Records

══════════════════════════════

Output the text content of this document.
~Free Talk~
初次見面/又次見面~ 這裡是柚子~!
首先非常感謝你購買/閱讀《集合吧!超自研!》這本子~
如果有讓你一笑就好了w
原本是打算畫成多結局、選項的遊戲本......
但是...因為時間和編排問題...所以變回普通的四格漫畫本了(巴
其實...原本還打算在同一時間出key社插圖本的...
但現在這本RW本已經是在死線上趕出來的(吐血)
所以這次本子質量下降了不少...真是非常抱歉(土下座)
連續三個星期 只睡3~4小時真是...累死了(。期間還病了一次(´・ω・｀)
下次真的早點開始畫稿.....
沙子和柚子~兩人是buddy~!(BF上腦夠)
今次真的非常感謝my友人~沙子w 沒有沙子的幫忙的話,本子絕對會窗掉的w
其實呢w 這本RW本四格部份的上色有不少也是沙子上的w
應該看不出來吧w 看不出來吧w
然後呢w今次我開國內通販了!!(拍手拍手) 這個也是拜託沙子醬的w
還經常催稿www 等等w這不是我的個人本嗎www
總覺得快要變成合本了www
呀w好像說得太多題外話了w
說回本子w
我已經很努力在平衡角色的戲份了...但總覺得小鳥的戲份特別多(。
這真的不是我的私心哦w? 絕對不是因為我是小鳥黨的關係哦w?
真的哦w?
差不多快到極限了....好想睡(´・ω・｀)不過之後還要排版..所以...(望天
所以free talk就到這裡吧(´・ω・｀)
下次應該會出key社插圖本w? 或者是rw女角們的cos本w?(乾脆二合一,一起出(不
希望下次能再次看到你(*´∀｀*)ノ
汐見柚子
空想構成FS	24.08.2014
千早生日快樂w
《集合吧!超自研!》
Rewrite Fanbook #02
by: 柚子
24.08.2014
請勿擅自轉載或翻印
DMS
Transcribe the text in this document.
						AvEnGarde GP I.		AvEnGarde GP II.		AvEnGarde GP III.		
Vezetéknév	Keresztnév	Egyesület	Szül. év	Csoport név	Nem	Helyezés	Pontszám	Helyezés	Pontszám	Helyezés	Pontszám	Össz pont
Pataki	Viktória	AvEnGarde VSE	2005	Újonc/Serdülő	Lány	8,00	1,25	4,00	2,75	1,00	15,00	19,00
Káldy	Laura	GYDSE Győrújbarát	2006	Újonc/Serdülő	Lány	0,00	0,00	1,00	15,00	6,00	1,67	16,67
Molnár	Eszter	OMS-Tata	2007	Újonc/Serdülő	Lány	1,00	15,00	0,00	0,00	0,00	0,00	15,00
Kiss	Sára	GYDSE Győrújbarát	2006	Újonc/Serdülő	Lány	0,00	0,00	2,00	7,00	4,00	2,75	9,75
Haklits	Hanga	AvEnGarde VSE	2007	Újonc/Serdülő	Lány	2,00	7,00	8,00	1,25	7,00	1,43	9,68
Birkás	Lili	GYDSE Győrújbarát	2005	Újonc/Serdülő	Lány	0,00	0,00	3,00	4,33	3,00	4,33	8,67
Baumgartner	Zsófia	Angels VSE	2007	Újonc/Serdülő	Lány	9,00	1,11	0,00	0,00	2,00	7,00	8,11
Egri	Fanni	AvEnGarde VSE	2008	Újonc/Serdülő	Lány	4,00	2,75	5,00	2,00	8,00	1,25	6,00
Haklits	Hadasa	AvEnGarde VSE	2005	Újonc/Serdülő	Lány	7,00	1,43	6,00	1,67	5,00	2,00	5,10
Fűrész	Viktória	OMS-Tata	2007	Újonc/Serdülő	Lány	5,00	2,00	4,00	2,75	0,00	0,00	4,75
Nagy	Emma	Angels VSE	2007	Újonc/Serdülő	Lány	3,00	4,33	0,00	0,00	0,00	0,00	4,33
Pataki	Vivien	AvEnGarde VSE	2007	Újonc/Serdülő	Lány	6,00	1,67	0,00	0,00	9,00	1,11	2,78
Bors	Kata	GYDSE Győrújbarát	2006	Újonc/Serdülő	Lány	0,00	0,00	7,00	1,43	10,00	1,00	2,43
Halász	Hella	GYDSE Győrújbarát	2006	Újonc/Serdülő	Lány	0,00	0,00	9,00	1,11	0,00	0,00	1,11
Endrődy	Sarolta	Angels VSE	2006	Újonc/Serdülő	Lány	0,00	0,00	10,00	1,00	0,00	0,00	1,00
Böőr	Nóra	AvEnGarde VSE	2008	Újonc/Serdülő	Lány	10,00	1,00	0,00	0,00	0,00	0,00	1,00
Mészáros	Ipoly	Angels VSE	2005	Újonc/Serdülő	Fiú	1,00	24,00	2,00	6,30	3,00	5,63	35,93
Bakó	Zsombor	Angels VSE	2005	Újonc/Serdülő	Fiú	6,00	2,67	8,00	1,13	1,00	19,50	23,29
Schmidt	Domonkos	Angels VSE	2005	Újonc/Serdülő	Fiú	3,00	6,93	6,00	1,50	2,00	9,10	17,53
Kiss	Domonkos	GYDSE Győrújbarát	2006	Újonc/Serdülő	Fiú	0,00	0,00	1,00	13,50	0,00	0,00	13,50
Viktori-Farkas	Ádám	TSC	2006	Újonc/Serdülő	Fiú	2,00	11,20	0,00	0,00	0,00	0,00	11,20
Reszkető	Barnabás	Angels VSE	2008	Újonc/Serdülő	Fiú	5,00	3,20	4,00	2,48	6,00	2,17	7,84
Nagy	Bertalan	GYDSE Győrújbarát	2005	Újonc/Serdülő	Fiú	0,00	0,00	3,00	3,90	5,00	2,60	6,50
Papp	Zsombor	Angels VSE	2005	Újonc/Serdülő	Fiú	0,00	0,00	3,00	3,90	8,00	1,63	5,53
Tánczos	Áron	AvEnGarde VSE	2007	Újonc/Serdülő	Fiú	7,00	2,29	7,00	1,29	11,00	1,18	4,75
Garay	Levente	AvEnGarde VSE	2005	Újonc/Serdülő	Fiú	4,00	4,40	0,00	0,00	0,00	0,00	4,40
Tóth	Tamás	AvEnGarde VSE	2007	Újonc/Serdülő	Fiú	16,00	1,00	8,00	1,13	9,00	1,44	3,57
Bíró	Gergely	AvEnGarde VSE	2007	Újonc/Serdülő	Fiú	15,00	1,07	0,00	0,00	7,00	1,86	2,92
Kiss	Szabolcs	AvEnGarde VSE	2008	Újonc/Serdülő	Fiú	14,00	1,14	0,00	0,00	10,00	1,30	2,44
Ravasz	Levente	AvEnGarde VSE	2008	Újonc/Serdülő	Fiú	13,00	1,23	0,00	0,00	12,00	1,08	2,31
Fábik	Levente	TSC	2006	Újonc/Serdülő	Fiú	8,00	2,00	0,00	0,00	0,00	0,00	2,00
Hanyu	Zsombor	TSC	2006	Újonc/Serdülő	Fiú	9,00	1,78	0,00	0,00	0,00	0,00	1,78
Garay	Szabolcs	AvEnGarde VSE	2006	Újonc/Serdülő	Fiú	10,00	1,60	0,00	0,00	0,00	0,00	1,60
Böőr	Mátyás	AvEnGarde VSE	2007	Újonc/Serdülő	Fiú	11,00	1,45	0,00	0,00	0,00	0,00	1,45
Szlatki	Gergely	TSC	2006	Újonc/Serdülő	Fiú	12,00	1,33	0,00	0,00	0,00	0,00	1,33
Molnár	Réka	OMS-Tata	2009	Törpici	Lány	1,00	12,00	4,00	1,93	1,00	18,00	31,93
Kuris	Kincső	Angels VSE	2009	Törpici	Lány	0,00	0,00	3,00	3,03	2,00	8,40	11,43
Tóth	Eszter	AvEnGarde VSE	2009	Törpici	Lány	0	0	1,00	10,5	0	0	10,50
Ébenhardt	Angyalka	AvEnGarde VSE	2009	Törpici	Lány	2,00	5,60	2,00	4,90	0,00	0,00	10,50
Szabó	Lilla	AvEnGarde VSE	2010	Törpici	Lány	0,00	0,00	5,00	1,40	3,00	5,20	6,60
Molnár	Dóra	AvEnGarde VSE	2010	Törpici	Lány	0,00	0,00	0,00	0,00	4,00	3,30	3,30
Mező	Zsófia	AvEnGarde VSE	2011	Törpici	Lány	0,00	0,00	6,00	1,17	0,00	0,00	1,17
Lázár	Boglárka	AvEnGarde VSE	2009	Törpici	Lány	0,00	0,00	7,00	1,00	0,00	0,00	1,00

══════════════════════════════

Challenge: Locate the word "Pataki" in the data above. Copy every line carrying it.

Solved problem:
Pataki	Viktória	AvEnGarde VSE	2005	Újonc/Serdülő	Lány	8,00	1,25	4,00	2,75	1,00	15,00	19,00
Pataki	Vivien	AvEnGarde VSE	2007	Újonc/Serdülő	Lány	6,00	1,67	0,00	0,00	9,00	1,11	2,78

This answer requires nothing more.